Figure dataset records:

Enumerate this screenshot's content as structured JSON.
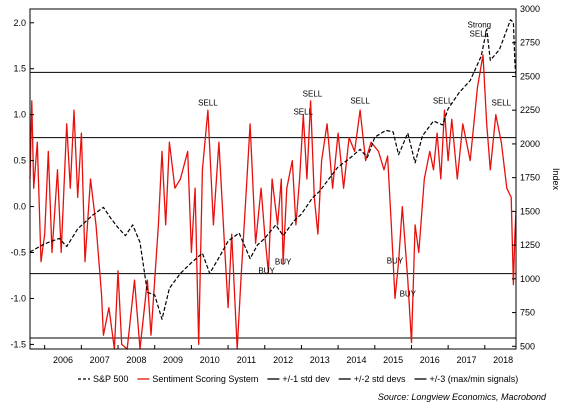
{
  "chart_data": {
    "type": "line",
    "title": "",
    "left_axis": {
      "ylim": [
        -1.55,
        2.15
      ],
      "ticks": [
        2.0,
        1.5,
        1.0,
        0.5,
        0.0,
        -0.5,
        -1.0,
        -1.5
      ],
      "tick_labels": [
        "2.0",
        "1.5",
        "1.0",
        "0.5",
        "0.0",
        "-0.5",
        "-1.0",
        "-1.5"
      ]
    },
    "right_axis": {
      "label": "Index",
      "ylim": [
        480,
        3000
      ],
      "ticks": [
        3000,
        2750,
        2500,
        2250,
        2000,
        1750,
        1500,
        1250,
        1000,
        750,
        500
      ],
      "tick_labels": [
        "3000",
        "2750",
        "2500",
        "2250",
        "2000",
        "1750",
        "1500",
        "1250",
        "1000",
        "750",
        "500"
      ]
    },
    "x_axis": {
      "xlim": [
        2005.6,
        2018.85
      ],
      "years": [
        "2006",
        "2007",
        "2008",
        "2009",
        "2010",
        "2011",
        "2012",
        "2013",
        "2014",
        "2015",
        "2016",
        "2017",
        "2018"
      ]
    },
    "reference_lines": [
      {
        "name": "+/-1 std dev",
        "values": [
          0.75,
          -0.73
        ]
      },
      {
        "name": "+/-2 std devs",
        "values": [
          1.46
        ]
      },
      {
        "name": "+/-3 (max/min signals)",
        "values": [
          -1.43
        ]
      }
    ],
    "series": [
      {
        "name": "S&P 500",
        "axis": "right",
        "color": "#000000",
        "style": "dashed",
        "points": [
          [
            2005.6,
            1200
          ],
          [
            2006.0,
            1260
          ],
          [
            2006.4,
            1300
          ],
          [
            2006.6,
            1240
          ],
          [
            2006.9,
            1370
          ],
          [
            2007.3,
            1470
          ],
          [
            2007.6,
            1530
          ],
          [
            2007.8,
            1450
          ],
          [
            2008.0,
            1380
          ],
          [
            2008.2,
            1320
          ],
          [
            2008.4,
            1400
          ],
          [
            2008.6,
            1270
          ],
          [
            2008.8,
            900
          ],
          [
            2009.0,
            880
          ],
          [
            2009.2,
            700
          ],
          [
            2009.4,
            930
          ],
          [
            2009.7,
            1040
          ],
          [
            2010.0,
            1120
          ],
          [
            2010.3,
            1190
          ],
          [
            2010.5,
            1040
          ],
          [
            2010.8,
            1180
          ],
          [
            2011.0,
            1280
          ],
          [
            2011.3,
            1340
          ],
          [
            2011.6,
            1150
          ],
          [
            2011.8,
            1250
          ],
          [
            2012.0,
            1300
          ],
          [
            2012.3,
            1400
          ],
          [
            2012.5,
            1320
          ],
          [
            2012.8,
            1430
          ],
          [
            2013.0,
            1480
          ],
          [
            2013.3,
            1600
          ],
          [
            2013.5,
            1650
          ],
          [
            2013.8,
            1760
          ],
          [
            2014.0,
            1830
          ],
          [
            2014.3,
            1890
          ],
          [
            2014.6,
            1960
          ],
          [
            2014.8,
            1900
          ],
          [
            2015.0,
            2050
          ],
          [
            2015.3,
            2100
          ],
          [
            2015.5,
            2090
          ],
          [
            2015.65,
            1920
          ],
          [
            2015.9,
            2080
          ],
          [
            2016.1,
            1860
          ],
          [
            2016.3,
            2060
          ],
          [
            2016.6,
            2170
          ],
          [
            2016.85,
            2140
          ],
          [
            2017.0,
            2260
          ],
          [
            2017.3,
            2380
          ],
          [
            2017.6,
            2470
          ],
          [
            2017.9,
            2650
          ],
          [
            2018.05,
            2850
          ],
          [
            2018.15,
            2620
          ],
          [
            2018.4,
            2700
          ],
          [
            2018.7,
            2920
          ],
          [
            2018.78,
            2900
          ],
          [
            2018.82,
            2600
          ],
          [
            2018.85,
            2500
          ]
        ]
      },
      {
        "name": "Sentiment Scoring System",
        "axis": "left",
        "color": "#e8100c",
        "style": "solid",
        "points": [
          [
            2005.6,
            0.3
          ],
          [
            2005.65,
            1.15
          ],
          [
            2005.7,
            0.2
          ],
          [
            2005.8,
            0.7
          ],
          [
            2005.9,
            -0.6
          ],
          [
            2006.0,
            -0.3
          ],
          [
            2006.1,
            0.6
          ],
          [
            2006.2,
            -0.5
          ],
          [
            2006.35,
            0.4
          ],
          [
            2006.45,
            -0.5
          ],
          [
            2006.6,
            0.9
          ],
          [
            2006.7,
            0.2
          ],
          [
            2006.8,
            1.05
          ],
          [
            2006.9,
            0.1
          ],
          [
            2007.0,
            0.8
          ],
          [
            2007.1,
            -0.6
          ],
          [
            2007.25,
            0.3
          ],
          [
            2007.4,
            -0.2
          ],
          [
            2007.55,
            -0.95
          ],
          [
            2007.6,
            -1.4
          ],
          [
            2007.75,
            -1.1
          ],
          [
            2007.9,
            -1.55
          ],
          [
            2008.0,
            -0.7
          ],
          [
            2008.1,
            -1.5
          ],
          [
            2008.25,
            -1.55
          ],
          [
            2008.45,
            -0.8
          ],
          [
            2008.6,
            -1.55
          ],
          [
            2008.8,
            -0.8
          ],
          [
            2008.9,
            -1.4
          ],
          [
            2009.1,
            -0.2
          ],
          [
            2009.2,
            0.6
          ],
          [
            2009.3,
            -0.2
          ],
          [
            2009.4,
            0.7
          ],
          [
            2009.55,
            0.2
          ],
          [
            2009.7,
            0.3
          ],
          [
            2009.9,
            0.6
          ],
          [
            2010.0,
            -0.5
          ],
          [
            2010.1,
            0.2
          ],
          [
            2010.2,
            -1.5
          ],
          [
            2010.3,
            0.4
          ],
          [
            2010.45,
            1.05
          ],
          [
            2010.6,
            -0.2
          ],
          [
            2010.75,
            0.7
          ],
          [
            2010.9,
            -0.4
          ],
          [
            2011.0,
            -1.1
          ],
          [
            2011.1,
            -0.3
          ],
          [
            2011.25,
            -1.55
          ],
          [
            2011.35,
            -0.8
          ],
          [
            2011.5,
            0.2
          ],
          [
            2011.6,
            0.9
          ],
          [
            2011.75,
            -0.4
          ],
          [
            2011.9,
            0.2
          ],
          [
            2012.0,
            -0.3
          ],
          [
            2012.1,
            -0.72
          ],
          [
            2012.2,
            0.3
          ],
          [
            2012.35,
            -0.2
          ],
          [
            2012.45,
            0.3
          ],
          [
            2012.5,
            -0.62
          ],
          [
            2012.6,
            0.2
          ],
          [
            2012.75,
            0.5
          ],
          [
            2012.85,
            -0.2
          ],
          [
            2012.95,
            0.3
          ],
          [
            2013.05,
            1.0
          ],
          [
            2013.15,
            0.3
          ],
          [
            2013.25,
            1.15
          ],
          [
            2013.35,
            0.1
          ],
          [
            2013.45,
            -0.3
          ],
          [
            2013.55,
            0.5
          ],
          [
            2013.7,
            0.9
          ],
          [
            2013.85,
            0.2
          ],
          [
            2014.0,
            0.8
          ],
          [
            2014.15,
            0.2
          ],
          [
            2014.3,
            0.75
          ],
          [
            2014.45,
            0.6
          ],
          [
            2014.6,
            1.05
          ],
          [
            2014.75,
            0.5
          ],
          [
            2014.9,
            0.7
          ],
          [
            2015.1,
            0.6
          ],
          [
            2015.25,
            0.4
          ],
          [
            2015.35,
            0.55
          ],
          [
            2015.45,
            -0.2
          ],
          [
            2015.55,
            -1.0
          ],
          [
            2015.65,
            -0.6
          ],
          [
            2015.75,
            0.0
          ],
          [
            2015.9,
            -0.8
          ],
          [
            2016.0,
            -1.48
          ],
          [
            2016.1,
            -0.2
          ],
          [
            2016.2,
            -0.5
          ],
          [
            2016.35,
            0.3
          ],
          [
            2016.5,
            0.6
          ],
          [
            2016.6,
            0.4
          ],
          [
            2016.7,
            0.8
          ],
          [
            2016.8,
            0.3
          ],
          [
            2016.9,
            1.05
          ],
          [
            2017.0,
            0.5
          ],
          [
            2017.1,
            0.95
          ],
          [
            2017.25,
            0.3
          ],
          [
            2017.4,
            0.9
          ],
          [
            2017.6,
            0.5
          ],
          [
            2017.8,
            1.3
          ],
          [
            2017.95,
            1.65
          ],
          [
            2018.05,
            0.9
          ],
          [
            2018.15,
            0.4
          ],
          [
            2018.3,
            1.0
          ],
          [
            2018.45,
            0.7
          ],
          [
            2018.6,
            0.2
          ],
          [
            2018.72,
            0.1
          ],
          [
            2018.78,
            -0.85
          ],
          [
            2018.82,
            -0.3
          ],
          [
            2018.85,
            -0.05
          ]
        ]
      }
    ],
    "annotations": [
      {
        "text": "SELL",
        "x": 2010.45,
        "y": 1.1
      },
      {
        "text": "SELL",
        "x": 2013.05,
        "y": 1.0
      },
      {
        "text": "SELL",
        "x": 2013.3,
        "y": 1.2
      },
      {
        "text": "SELL",
        "x": 2014.6,
        "y": 1.12
      },
      {
        "text": "SELL",
        "x": 2016.85,
        "y": 1.12
      },
      {
        "text": "Strong",
        "x": 2017.85,
        "y": 1.95
      },
      {
        "text": "SELL",
        "x": 2017.85,
        "y": 1.85
      },
      {
        "text": "SELL",
        "x": 2018.45,
        "y": 1.1
      },
      {
        "text": "BUY",
        "x": 2012.05,
        "y": -0.73
      },
      {
        "text": "BUY",
        "x": 2012.5,
        "y": -0.63
      },
      {
        "text": "BUY",
        "x": 2015.55,
        "y": -0.62
      },
      {
        "text": "BUY",
        "x": 2015.9,
        "y": -0.98
      }
    ],
    "legend": {
      "placement": "bottom",
      "entries": [
        {
          "label": "S&P 500",
          "color": "#000000",
          "style": "dashed"
        },
        {
          "label": "Sentiment Scoring System",
          "color": "#e8100c",
          "style": "solid"
        },
        {
          "label": "+/-1 std dev",
          "color": "#000000",
          "style": "solid"
        },
        {
          "label": "+/-2 std devs",
          "color": "#000000",
          "style": "solid"
        },
        {
          "label": "+/-3 (max/min signals)",
          "color": "#000000",
          "style": "solid"
        }
      ]
    },
    "source": "Source: Longview Economics, Macrobond",
    "grid": false
  }
}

DO THIS: In the material above, find each line that contains the word "Sentiment", and select it.

EXPECTED ANSWER:
        "name": "Sentiment Scoring System",
          "label": "Sentiment Scoring System",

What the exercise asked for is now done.